- Born: October 10, 1966 British Hong Kong
- Died: June 30, 2012 (aged 45) Singapore
- Occupation: Actress
- Years active: 1987–2010
- Spouse: Liu Chee Ming ​(m. 2008)​
- Family: Law Wai-Ping (brother)

= Jacqueline Law =

Hong Kong actress (1966–2012)

Jacqueline Law (羅慧娟) (October 10, 1966 – June 30, 2012) was a Hong Kong television and film actress.

==Background==
Law's older brother Law Wai-ping was an actor for TVB during the 1980s. In 1987, Law launched her own acting career at the age of 17. Despite her lack of professional acting experience at the time, Law was cast in a lead role in the 1987 Hong Kong television series The Legend of the Book and the Sword. She portrayed Fok-ching-tung in the series, a television adaptation of Louis Cha's The Book and the Sword, which marked her first dramatic role.

▬▬▬▬▬▬

> Problems to solve
1. List the field labels in the summary at the top of the Jacqueline Law article.
2. In the Jacqueline Law article, which character did she play in The Legend of the Book and the Sword?
3. Resume the Jacqueline Law article from where it stops.
You won't need the stored data entries that come after this.

Stored data entries:
▬▬▬▬▬▬

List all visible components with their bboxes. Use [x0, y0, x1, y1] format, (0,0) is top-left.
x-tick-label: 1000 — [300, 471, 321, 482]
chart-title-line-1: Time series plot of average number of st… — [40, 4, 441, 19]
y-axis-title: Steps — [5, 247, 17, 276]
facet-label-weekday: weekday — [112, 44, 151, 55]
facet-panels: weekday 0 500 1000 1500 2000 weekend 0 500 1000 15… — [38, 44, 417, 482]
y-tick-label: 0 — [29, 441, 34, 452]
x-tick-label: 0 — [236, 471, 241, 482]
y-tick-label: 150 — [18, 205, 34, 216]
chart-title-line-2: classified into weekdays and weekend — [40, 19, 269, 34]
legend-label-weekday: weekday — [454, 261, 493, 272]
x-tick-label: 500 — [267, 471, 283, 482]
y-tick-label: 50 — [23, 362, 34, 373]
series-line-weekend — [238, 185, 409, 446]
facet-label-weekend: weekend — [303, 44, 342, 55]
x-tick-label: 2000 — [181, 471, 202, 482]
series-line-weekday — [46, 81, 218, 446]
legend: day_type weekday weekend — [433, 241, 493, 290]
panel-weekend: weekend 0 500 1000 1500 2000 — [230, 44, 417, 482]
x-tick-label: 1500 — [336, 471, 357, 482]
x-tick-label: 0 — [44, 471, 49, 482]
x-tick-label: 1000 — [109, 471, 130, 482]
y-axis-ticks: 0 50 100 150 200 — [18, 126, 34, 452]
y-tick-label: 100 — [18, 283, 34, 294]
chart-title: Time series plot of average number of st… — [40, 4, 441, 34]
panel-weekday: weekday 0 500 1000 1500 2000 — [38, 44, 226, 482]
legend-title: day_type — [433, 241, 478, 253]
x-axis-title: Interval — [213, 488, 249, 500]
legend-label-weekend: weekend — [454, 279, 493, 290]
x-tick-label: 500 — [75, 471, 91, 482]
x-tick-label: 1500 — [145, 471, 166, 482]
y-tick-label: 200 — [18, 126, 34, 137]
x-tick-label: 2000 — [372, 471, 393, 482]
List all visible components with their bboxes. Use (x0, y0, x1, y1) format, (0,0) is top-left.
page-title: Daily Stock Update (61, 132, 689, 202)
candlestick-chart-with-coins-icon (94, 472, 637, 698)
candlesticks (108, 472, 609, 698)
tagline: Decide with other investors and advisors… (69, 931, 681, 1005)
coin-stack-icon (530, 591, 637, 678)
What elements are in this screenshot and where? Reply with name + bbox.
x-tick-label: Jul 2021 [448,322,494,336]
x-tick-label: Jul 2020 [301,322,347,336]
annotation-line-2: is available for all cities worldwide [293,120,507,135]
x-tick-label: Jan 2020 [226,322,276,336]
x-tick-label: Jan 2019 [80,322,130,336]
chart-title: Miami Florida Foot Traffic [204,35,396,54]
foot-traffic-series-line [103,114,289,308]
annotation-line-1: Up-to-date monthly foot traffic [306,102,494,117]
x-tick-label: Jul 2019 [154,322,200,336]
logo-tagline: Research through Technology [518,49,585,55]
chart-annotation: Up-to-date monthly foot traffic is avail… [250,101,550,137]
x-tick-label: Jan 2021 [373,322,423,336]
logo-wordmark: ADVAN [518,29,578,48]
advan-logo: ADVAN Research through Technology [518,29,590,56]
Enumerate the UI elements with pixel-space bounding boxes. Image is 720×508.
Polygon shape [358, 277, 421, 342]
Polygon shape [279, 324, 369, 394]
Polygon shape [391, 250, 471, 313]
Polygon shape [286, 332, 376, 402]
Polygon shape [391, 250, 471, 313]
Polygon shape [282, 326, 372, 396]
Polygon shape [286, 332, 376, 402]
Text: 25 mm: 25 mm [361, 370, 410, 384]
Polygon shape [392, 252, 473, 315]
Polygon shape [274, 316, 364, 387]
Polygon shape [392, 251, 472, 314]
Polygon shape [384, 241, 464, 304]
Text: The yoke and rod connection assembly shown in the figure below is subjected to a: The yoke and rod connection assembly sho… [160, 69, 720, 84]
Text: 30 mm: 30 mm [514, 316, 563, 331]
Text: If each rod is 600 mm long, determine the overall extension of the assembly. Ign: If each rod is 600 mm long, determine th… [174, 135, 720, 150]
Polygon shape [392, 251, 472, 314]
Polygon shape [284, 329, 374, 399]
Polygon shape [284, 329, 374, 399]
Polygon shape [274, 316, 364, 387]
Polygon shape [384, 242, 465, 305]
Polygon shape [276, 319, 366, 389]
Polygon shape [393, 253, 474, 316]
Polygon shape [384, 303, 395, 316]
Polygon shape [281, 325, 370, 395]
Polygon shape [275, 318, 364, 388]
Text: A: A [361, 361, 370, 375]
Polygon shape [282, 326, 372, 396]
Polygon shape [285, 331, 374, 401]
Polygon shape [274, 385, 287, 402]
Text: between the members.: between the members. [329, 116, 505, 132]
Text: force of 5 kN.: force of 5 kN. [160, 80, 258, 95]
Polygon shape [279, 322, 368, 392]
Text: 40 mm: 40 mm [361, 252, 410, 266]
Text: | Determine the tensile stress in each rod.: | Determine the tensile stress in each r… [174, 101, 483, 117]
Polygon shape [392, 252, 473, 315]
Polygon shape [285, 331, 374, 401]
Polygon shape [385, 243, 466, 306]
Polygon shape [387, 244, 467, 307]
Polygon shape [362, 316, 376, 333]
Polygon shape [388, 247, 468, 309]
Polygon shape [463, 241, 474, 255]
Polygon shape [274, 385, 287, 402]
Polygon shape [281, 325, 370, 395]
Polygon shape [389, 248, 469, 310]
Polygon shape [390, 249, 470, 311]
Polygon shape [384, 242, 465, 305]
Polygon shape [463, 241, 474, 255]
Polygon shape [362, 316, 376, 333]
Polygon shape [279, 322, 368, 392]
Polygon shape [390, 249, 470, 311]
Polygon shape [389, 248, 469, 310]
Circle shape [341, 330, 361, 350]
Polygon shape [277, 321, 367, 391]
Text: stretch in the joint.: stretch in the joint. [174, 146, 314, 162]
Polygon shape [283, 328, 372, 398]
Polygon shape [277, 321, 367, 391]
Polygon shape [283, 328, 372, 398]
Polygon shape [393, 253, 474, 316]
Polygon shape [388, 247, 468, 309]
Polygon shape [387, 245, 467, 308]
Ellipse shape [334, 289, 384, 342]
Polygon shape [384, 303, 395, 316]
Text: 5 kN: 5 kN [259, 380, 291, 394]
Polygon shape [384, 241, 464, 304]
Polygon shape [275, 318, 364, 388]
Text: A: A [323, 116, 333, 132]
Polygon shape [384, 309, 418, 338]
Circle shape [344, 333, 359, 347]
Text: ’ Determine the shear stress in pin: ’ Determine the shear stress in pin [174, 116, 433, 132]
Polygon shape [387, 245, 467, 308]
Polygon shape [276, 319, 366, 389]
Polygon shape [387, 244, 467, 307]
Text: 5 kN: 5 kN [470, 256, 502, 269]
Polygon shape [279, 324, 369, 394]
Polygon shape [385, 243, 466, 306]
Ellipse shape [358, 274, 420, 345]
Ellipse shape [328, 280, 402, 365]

▬▬▬▬▬▬

> Task results
1. Born, Died, Occupation, Years active, Spouse, Family

2. Fok-ching-tung

3.
Law was next cast in A Friend in Need, which co-starred Jaime Chik, Simon Yam, and Leon Lai.

Law dated Singaporean magnate and businessman Liu Chee Ming for eleven years. The couple married in 2008.

Her diagnosis with pancreatic cancer led to her retirement from acting. Law held a farewell party in February 2012 before moving to Singapore with her husband for treatment. Guests, composed of twenty friends, included actresses Kitty Lai, Sheren Tang, and Monica Chan. Law died at her home of pancreatic cancer in Singapore on June 30, 2012, at the age of 45. Her remains were buried in Pok Fu Lam Columbarium.